Required work: Each entry below is to be given again word for word, with no pictures.

** START Items **

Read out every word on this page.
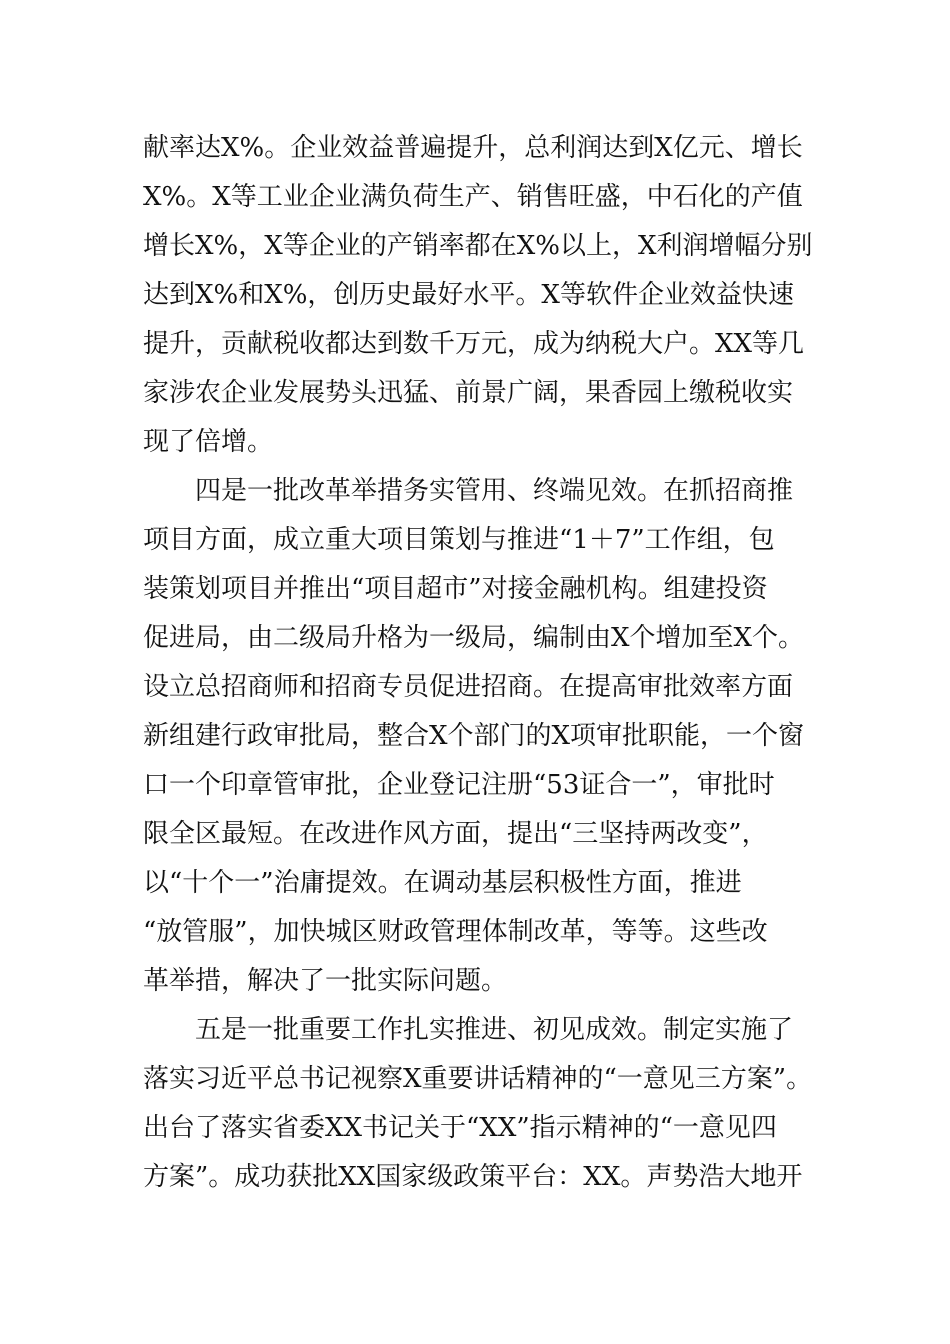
献率达X%。企业效益普遍提升，总利润达到X亿元、增长
X%。X等工业企业满负荷生产、销售旺盛，中石化的产值
增长X%，X等企业的产销率都在X%以上，X利润增幅分别
达到X%和X%，创历史最好水平。X等软件企业效益快速
提升，贡献税收都达到数千万元，成为纳税大户。XX等几
家涉农企业发展势头迅猛、前景广阔，果香园上缴税收实
现了倍增。
四是一批改革举措务实管用、终端见效。在抓招商推
项目方面，成立重大项目策划与推进“1＋7”工作组，包
装策划项目并推出“项目超市”对接金融机构。组建投资
促进局，由二级局升格为一级局，编制由X个增加至X个。
设立总招商师和招商专员促进招商。在提高审批效率方面
新组建行政审批局，整合X个部门的X项审批职能，一个窗
口一个印章管审批，企业登记注册“53证合一”，审批时
限全区最短。在改进作风方面，提出“三坚持两改变”，
以“十个一”治庸提效。在调动基层积极性方面，推进
“放管服”，加快城区财政管理体制改革，等等。这些改
革举措，解决了一批实际问题。
五是一批重要工作扎实推进、初见成效。制定实施了
落实习近平总书记视察X重要讲话精神的“一意见三方案”。
出台了落实省委XX书记关于“XX”指示精神的“一意见四
方案”。成功获批XX国家级政策平台：XX。声势浩大地开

** END Items **

Response to the task:
Read out every word on this page.
献率达X%。企业效益普遍提升，总利润达到X亿元、增长
X%。X等工业企业满负荷生产、销售旺盛，中石化的产值
增长X%，X等企业的产销率都在X%以上，X利润增幅分别
达到X%和X%，创历史最好水平。X等软件企业效益快速
提升，贡献税收都达到数千万元，成为纳税大户。XX等几
家涉农企业发展势头迅猛、前景广阔，果香园上缴税收实
现了倍增。
四是一批改革举措务实管用、终端见效。在抓招商推
项目方面，成立重大项目策划与推进“1＋7”工作组，包
装策划项目并推出“项目超市”对接金融机构。组建投资
促进局，由二级局升格为一级局，编制由X个增加至X个。
设立总招商师和招商专员促进招商。在提高审批效率方面
新组建行政审批局，整合X个部门的X项审批职能，一个窗
口一个印章管审批，企业登记注册“53证合一”，审批时
限全区最短。在改进作风方面，提出“三坚持两改变”，
以“十个一”治庸提效。在调动基层积极性方面，推进
“放管服”，加快城区财政管理体制改革，等等。这些改
革举措，解决了一批实际问题。
五是一批重要工作扎实推进、初见成效。制定实施了
落实习近平总书记视察X重要讲话精神的“一意见三方案”。
出台了落实省委XX书记关于“XX”指示精神的“一意见四
方案”。成功获批XX国家级政策平台：XX。声势浩大地开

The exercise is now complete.